··· Recorded information ···

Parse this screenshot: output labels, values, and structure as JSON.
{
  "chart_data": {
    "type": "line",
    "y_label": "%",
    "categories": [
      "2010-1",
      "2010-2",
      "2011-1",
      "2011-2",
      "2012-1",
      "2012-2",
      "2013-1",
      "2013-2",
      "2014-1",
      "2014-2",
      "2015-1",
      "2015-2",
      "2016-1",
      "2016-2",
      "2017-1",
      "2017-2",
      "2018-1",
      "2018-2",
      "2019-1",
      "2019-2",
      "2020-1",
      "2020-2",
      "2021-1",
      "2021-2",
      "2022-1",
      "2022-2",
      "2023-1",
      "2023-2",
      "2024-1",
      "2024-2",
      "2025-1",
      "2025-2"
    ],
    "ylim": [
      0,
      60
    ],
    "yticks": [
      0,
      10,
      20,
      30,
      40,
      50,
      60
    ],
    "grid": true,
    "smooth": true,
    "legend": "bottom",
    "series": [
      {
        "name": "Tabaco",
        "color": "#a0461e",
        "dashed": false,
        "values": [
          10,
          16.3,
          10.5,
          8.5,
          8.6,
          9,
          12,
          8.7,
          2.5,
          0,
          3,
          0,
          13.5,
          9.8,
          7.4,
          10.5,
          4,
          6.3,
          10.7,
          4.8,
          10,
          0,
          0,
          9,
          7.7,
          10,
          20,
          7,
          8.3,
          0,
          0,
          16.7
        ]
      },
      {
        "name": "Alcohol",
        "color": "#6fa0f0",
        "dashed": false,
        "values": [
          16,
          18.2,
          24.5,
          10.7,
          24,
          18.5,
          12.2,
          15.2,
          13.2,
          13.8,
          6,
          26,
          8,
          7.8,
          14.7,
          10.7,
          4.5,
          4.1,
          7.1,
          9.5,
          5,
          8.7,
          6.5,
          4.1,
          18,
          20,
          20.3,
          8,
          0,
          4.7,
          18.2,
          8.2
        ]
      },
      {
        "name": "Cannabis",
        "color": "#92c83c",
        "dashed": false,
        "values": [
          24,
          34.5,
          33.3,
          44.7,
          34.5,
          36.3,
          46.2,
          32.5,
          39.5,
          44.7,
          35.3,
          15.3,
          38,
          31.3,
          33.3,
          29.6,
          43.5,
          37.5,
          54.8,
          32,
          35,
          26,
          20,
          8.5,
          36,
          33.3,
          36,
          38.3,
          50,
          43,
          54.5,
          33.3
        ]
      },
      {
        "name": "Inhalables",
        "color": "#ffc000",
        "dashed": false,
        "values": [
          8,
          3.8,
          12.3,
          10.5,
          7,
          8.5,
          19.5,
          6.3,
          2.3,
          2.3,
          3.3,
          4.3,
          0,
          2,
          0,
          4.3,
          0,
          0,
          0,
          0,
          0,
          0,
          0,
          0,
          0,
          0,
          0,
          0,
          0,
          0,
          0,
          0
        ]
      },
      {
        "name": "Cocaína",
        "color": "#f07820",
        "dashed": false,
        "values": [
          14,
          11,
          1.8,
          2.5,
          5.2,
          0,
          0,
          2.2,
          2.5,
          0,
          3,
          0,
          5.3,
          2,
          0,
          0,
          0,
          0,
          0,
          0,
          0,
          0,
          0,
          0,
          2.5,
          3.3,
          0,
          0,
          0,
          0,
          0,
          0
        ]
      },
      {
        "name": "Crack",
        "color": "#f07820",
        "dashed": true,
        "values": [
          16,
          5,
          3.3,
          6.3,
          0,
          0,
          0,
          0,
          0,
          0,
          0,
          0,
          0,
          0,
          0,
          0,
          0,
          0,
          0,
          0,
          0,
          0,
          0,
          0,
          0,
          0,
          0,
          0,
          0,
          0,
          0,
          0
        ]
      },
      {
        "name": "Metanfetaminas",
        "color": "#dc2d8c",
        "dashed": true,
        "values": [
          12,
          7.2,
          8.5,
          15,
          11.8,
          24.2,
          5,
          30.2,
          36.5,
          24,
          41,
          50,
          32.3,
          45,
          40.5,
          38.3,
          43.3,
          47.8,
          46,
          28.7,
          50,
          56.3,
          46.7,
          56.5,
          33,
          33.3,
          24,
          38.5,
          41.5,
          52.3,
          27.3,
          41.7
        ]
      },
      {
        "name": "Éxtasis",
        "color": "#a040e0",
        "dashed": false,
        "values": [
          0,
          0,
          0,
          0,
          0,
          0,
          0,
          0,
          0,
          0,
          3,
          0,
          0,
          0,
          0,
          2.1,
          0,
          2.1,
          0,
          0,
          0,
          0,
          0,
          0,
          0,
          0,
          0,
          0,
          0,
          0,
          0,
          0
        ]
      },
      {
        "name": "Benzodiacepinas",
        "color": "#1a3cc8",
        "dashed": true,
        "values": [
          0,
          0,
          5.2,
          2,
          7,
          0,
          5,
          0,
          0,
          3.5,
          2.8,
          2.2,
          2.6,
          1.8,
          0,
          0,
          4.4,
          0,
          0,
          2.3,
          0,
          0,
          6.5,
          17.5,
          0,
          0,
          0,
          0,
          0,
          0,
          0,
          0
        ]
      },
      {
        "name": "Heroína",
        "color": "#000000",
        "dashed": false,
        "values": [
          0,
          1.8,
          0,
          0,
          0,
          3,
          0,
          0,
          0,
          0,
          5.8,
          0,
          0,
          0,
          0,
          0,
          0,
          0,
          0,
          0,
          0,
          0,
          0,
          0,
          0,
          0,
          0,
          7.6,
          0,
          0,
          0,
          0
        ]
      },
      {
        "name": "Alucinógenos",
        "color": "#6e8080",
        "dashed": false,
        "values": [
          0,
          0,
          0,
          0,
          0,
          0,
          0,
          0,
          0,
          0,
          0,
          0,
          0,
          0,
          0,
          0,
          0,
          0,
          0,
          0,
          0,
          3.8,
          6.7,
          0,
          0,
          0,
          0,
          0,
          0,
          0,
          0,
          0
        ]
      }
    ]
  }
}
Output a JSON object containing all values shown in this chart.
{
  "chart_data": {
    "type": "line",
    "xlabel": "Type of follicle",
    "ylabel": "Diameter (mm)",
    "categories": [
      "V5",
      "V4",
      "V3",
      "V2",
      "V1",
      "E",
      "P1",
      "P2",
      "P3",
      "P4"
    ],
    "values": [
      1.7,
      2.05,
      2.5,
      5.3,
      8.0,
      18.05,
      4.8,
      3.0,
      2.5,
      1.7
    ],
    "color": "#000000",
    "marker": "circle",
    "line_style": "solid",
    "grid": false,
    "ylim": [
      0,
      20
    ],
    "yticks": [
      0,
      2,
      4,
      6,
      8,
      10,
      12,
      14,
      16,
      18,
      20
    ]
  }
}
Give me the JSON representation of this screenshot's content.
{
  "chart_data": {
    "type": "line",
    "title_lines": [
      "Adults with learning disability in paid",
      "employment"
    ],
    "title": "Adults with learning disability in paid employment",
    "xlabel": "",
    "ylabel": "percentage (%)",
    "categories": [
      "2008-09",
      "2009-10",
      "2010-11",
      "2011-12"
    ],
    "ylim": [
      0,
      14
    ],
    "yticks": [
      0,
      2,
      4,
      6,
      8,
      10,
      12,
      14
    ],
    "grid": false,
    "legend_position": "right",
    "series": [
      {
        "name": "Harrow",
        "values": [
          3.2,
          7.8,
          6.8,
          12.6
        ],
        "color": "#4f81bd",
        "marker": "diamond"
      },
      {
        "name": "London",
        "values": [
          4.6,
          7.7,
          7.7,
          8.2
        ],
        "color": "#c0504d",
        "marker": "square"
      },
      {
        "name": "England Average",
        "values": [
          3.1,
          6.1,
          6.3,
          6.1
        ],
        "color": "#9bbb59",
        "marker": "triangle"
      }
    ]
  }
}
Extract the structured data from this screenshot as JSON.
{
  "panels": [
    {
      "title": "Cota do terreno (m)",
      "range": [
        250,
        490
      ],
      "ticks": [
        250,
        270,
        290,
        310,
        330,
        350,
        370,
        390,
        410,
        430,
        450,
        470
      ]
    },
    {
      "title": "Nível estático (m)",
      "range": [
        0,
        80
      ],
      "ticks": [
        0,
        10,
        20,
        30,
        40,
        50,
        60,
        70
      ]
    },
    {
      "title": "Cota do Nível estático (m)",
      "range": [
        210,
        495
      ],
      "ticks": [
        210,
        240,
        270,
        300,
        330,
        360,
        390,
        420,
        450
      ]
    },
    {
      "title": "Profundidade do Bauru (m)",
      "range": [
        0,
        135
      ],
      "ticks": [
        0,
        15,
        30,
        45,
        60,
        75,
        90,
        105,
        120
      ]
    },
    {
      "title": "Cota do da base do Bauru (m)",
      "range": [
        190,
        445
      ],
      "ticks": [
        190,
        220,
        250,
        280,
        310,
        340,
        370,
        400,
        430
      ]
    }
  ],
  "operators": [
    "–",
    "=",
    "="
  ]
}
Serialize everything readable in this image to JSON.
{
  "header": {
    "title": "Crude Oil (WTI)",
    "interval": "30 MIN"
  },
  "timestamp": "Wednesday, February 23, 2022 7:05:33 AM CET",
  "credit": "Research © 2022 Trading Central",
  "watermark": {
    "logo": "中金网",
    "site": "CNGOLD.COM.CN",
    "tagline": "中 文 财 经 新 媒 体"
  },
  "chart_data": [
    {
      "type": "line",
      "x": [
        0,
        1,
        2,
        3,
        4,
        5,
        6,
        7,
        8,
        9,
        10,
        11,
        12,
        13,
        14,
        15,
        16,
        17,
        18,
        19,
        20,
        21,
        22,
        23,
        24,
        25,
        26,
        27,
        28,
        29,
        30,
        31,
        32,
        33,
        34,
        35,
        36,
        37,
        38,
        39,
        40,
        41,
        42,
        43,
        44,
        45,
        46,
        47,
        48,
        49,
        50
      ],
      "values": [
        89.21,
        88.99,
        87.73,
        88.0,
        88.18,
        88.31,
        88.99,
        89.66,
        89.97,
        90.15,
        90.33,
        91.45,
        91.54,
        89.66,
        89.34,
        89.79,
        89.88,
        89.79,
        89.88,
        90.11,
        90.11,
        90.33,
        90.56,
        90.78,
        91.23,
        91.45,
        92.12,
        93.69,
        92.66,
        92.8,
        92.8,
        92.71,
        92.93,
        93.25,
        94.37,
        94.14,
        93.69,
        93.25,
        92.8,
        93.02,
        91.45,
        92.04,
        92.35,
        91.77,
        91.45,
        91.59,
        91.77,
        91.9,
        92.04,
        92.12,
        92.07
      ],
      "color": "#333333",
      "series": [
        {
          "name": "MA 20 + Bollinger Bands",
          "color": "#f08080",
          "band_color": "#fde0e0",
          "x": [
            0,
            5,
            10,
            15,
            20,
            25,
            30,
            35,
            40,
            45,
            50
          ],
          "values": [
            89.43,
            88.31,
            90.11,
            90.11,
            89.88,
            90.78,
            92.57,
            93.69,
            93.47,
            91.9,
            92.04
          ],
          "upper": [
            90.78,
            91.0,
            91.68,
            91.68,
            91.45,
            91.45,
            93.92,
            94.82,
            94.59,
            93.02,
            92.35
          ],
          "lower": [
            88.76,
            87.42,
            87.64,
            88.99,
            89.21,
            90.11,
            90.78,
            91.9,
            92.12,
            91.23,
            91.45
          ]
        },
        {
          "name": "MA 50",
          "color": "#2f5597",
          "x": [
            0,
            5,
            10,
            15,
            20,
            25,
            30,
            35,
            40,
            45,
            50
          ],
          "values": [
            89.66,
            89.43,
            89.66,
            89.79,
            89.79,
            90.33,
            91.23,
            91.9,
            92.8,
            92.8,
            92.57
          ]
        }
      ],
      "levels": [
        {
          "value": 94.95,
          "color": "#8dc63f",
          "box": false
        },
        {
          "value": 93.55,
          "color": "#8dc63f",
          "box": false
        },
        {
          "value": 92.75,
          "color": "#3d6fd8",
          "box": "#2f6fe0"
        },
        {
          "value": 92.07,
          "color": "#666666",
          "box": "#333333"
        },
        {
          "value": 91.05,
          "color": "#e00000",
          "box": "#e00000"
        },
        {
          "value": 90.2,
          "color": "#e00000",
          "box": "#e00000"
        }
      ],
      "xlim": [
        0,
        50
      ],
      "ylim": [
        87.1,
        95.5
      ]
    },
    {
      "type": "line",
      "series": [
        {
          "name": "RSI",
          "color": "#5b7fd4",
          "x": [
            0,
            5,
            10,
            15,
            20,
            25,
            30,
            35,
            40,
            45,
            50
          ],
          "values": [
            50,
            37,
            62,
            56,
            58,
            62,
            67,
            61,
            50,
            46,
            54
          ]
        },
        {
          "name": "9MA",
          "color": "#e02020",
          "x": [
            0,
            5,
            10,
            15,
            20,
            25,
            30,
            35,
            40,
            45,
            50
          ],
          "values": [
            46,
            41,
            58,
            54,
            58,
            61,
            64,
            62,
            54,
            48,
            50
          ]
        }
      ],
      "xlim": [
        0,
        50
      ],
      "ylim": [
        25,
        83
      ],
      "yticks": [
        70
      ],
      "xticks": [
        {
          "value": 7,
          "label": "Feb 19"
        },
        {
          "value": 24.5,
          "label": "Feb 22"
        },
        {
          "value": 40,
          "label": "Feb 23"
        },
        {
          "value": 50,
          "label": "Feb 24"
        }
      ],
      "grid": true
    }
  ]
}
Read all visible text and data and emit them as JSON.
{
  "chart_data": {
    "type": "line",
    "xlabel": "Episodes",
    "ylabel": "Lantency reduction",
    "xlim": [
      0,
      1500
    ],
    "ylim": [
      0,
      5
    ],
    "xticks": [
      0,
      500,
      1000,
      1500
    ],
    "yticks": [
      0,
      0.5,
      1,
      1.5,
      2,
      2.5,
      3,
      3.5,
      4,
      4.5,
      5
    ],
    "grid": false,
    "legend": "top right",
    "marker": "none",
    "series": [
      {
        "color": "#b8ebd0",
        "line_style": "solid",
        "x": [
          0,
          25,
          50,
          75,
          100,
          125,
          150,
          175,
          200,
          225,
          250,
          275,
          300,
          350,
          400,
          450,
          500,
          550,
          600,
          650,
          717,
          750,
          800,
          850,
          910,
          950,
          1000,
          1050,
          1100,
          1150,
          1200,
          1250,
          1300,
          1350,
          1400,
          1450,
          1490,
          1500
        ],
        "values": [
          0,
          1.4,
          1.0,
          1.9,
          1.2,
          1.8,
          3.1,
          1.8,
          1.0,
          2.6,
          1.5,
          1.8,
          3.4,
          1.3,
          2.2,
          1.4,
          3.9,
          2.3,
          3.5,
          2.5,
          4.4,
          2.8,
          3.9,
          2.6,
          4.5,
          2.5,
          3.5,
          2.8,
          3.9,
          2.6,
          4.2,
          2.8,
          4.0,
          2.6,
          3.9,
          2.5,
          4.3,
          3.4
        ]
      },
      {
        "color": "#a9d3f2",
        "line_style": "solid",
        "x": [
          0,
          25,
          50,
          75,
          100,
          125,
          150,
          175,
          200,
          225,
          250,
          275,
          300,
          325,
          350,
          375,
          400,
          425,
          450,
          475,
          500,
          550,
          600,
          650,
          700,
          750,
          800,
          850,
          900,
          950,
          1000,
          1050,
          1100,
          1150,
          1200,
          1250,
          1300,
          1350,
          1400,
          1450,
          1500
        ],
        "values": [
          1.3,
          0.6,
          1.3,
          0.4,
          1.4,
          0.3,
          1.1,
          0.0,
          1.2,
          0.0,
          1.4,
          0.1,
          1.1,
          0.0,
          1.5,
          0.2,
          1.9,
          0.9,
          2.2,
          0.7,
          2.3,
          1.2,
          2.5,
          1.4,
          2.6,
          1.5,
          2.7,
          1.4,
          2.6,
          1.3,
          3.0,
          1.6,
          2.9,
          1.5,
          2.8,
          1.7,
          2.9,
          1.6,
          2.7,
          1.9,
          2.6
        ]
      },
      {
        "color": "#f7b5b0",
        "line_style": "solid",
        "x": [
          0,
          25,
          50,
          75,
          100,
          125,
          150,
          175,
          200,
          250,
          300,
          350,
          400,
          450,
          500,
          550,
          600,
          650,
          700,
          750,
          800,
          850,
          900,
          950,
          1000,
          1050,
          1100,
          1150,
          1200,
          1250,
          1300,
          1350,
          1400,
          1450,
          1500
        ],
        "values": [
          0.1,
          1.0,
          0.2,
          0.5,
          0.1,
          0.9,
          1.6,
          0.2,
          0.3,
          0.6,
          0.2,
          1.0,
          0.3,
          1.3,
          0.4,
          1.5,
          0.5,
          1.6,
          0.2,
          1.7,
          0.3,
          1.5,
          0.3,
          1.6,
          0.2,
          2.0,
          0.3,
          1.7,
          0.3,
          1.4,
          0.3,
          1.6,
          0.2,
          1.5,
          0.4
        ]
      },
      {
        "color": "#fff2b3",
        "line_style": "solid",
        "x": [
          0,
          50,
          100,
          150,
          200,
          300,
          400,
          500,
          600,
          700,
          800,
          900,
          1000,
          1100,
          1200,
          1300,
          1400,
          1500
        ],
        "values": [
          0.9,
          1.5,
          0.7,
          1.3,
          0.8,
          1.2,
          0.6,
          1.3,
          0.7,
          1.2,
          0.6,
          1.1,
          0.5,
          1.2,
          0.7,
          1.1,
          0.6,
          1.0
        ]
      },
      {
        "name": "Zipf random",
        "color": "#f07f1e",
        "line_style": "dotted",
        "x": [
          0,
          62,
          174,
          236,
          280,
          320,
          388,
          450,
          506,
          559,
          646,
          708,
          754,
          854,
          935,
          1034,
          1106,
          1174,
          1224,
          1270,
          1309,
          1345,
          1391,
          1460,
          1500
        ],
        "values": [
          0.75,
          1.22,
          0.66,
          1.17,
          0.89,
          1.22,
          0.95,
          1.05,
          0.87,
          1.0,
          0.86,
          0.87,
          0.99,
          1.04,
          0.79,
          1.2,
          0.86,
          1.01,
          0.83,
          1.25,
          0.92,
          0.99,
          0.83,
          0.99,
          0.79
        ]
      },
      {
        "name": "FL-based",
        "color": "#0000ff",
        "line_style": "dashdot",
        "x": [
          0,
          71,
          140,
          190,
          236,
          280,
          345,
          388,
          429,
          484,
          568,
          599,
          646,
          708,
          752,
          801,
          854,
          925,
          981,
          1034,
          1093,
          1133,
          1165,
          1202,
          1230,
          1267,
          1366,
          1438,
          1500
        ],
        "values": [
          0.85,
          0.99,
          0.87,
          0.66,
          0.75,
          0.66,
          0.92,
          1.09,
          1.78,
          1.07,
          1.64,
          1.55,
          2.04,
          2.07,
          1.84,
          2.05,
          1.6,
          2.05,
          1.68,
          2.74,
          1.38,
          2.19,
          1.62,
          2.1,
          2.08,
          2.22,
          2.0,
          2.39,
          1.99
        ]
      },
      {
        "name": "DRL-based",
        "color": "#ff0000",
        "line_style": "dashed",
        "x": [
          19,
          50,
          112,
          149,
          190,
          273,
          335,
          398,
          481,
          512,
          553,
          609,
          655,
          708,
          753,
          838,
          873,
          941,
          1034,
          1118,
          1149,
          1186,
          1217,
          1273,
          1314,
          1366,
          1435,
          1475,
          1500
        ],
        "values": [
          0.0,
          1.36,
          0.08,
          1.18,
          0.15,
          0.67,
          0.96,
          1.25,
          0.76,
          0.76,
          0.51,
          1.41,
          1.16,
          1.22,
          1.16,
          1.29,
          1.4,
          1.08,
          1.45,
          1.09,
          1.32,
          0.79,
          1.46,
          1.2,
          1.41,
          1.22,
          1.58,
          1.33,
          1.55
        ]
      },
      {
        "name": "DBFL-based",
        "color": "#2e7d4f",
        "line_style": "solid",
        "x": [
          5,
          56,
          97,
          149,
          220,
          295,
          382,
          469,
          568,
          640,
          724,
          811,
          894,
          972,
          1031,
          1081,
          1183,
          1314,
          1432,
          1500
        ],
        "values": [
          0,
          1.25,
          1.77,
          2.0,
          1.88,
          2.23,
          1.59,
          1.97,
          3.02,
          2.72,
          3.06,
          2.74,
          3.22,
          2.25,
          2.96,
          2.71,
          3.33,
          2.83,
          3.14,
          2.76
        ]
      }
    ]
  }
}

···

> **Task objective**: Your task is to gather every line with the word "ylabel" and copy it.

> **Final result**:
    "ylabel": "Diameter (mm)",
    "ylabel": "percentage (%)",
    "ylabel": "Lantency reduction",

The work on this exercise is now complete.